*What the exercise asks:* Without including any pictures, write out all the entries exactly.

*Input data:*
—————
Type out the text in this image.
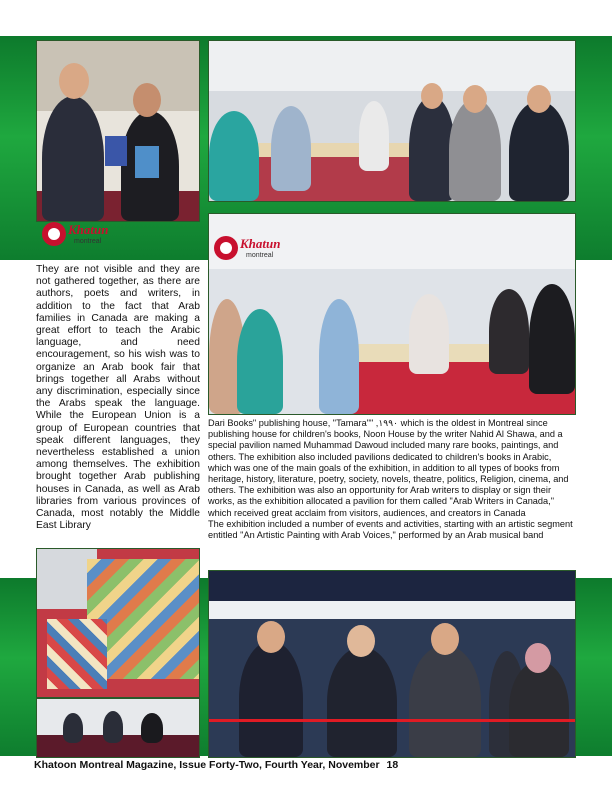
Khatun
montreal	Khatun
montreal

They are not visible and they are not gathered together, as there are authors, poets and writers, in addition to the fact that Arab families in Canada are making a great effort to teach the Arabic language, and need encouragement, so his wish was to organize an Arab book fair that brings together all Arabs without any discrimination, especially since the Arabs speak the language. While the European Union is a group of European countries that speak different languages, they nevertheless established a union among themselves. The exhibition brought together Arab publishing houses in Canada, as well as Arab libraries from various provinces of Canada, most notably the Middle East Library

Dari Books" publishing house, "Tamara"" ,١٩٩٠ which is the oldest in Montreal since publishing house for children's books, Noon House by the writer Nahid Al Shawa, and a special pavilion named Muhammad Dawoud included many rare books, paintings, and others. The exhibition also included pavilions dedicated to children's books in Arabic, which was one of the main goals of the exhibition, in addition to all types of books from heritage, history, literature, poetry, society, novels, theatre, politics, Religion, cinema, and others. The exhibition was also an opportunity for Arab writers to display or sign their works, as the exhibition allocated a pavilion for them called "Arab Writers in Canada," which received great acclaim from visitors, audiences, and creators in Canada

The exhibition included a number of events and activities, starting with an artistic segment entitled "An Artistic Painting with Arab Voices," performed by an Arab musical band

Khatoon Montreal Magazine, Issue Forty-Two, Fourth Year, November 18
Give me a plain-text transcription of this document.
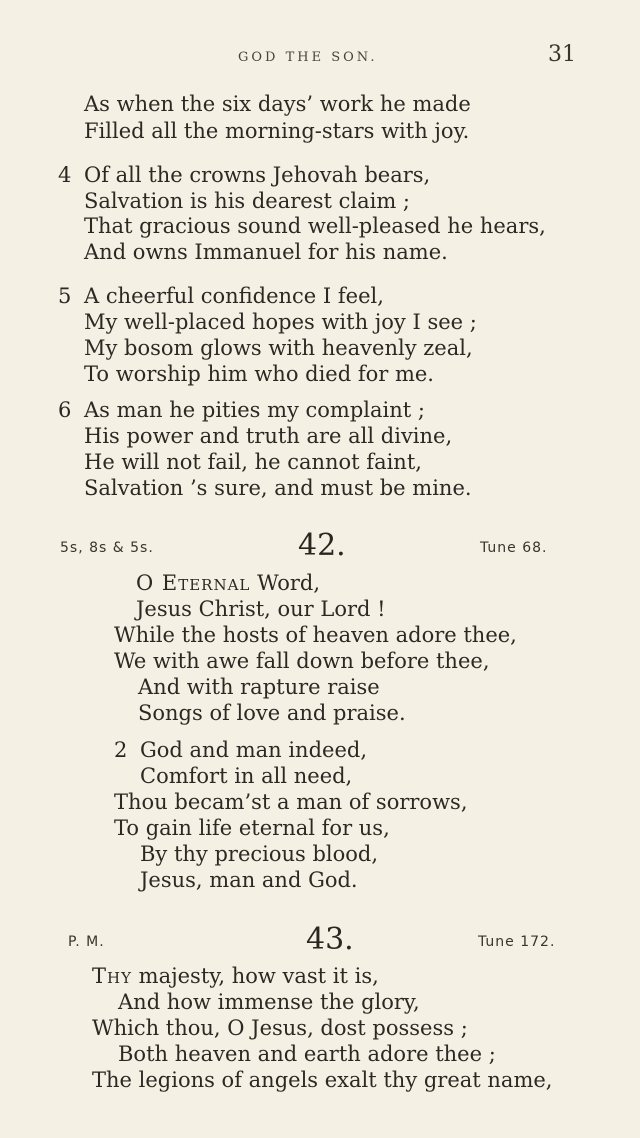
GOD THE SON.	31
As when the six days’ work he made
Filled all the morning-stars with joy.
4 Of all the crowns Jehovah bears,
Salvation is his dearest claim ;
That gracious sound well-pleased he hears,
And owns Immanuel for his name.
5 A cheerful confidence I feel,
My well-placed hopes with joy I see ;
My bosom glows with heavenly zeal,
To worship him who died for me.
6 As man he pities my complaint ;
His power and truth are all divine,
He will not fail, he cannot faint,
Salvation ’s sure, and must be mine.
5s, 8s & 5s.	42.	Tune 68.
O Eternal Word,
Jesus Christ, our Lord !
While the hosts of heaven adore thee,
We with awe fall down before thee,
And with rapture raise
Songs of love and praise.
2 God and man indeed,
Comfort in all need,
Thou becam’st a man of sorrows,
To gain life eternal for us,
By thy precious blood,
Jesus, man and God.
P. M.	43.	Tune 172.
Thy majesty, how vast it is,
And how immense the glory,
Which thou, O Jesus, dost possess ;
Both heaven and earth adore thee ;
The legions of angels exalt thy great name,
—————
*In response:*
Type out the text in this image.
Khatun
montreal	Khatun
montreal

They are not visible and they are not gathered together, as there are authors, poets and writers, in addition to the fact that Arab families in Canada are making a great effort to teach the Arabic language, and need encouragement, so his wish was to organize an Arab book fair that brings together all Arabs without any discrimination, especially since the Arabs speak the language. While the European Union is a group of European countries that speak different languages, they nevertheless established a union among themselves. The exhibition brought together Arab publishing houses in Canada, as well as Arab libraries from various provinces of Canada, most notably the Middle East Library

Dari Books" publishing house, "Tamara"" ,١٩٩٠ which is the oldest in Montreal since publishing house for children's books, Noon House by the writer Nahid Al Shawa, and a special pavilion named Muhammad Dawoud included many rare books, paintings, and others. The exhibition also included pavilions dedicated to children's books in Arabic, which was one of the main goals of the exhibition, in addition to all types of books from heritage, history, literature, poetry, society, novels, theatre, politics, Religion, cinema, and others. The exhibition was also an opportunity for Arab writers to display or sign their works, as the exhibition allocated a pavilion for them called "Arab Writers in Canada," which received great acclaim from visitors, audiences, and creators in Canada

The exhibition included a number of events and activities, starting with an artistic segment entitled "An Artistic Painting with Arab Voices," performed by an Arab musical band

Khatoon Montreal Magazine, Issue Forty-Two, Fourth Year, November 18
Give me a plain-text transcription of this document.
GOD THE SON.	31
As when the six days’ work he made
Filled all the morning-stars with joy.
4 Of all the crowns Jehovah bears,
Salvation is his dearest claim ;
That gracious sound well-pleased he hears,
And owns Immanuel for his name.
5 A cheerful confidence I feel,
My well-placed hopes with joy I see ;
My bosom glows with heavenly zeal,
To worship him who died for me.
6 As man he pities my complaint ;
His power and truth are all divine,
He will not fail, he cannot faint,
Salvation ’s sure, and must be mine.
5s, 8s & 5s.	42.	Tune 68.
O Eternal Word,
Jesus Christ, our Lord !
While the hosts of heaven adore thee,
We with awe fall down before thee,
And with rapture raise
Songs of love and praise.
2 God and man indeed,
Comfort in all need,
Thou becam’st a man of sorrows,
To gain life eternal for us,
By thy precious blood,
Jesus, man and God.
P. M.	43.	Tune 172.
Thy majesty, how vast it is,
And how immense the glory,
Which thou, O Jesus, dost possess ;
Both heaven and earth adore thee ;
The legions of angels exalt thy great name,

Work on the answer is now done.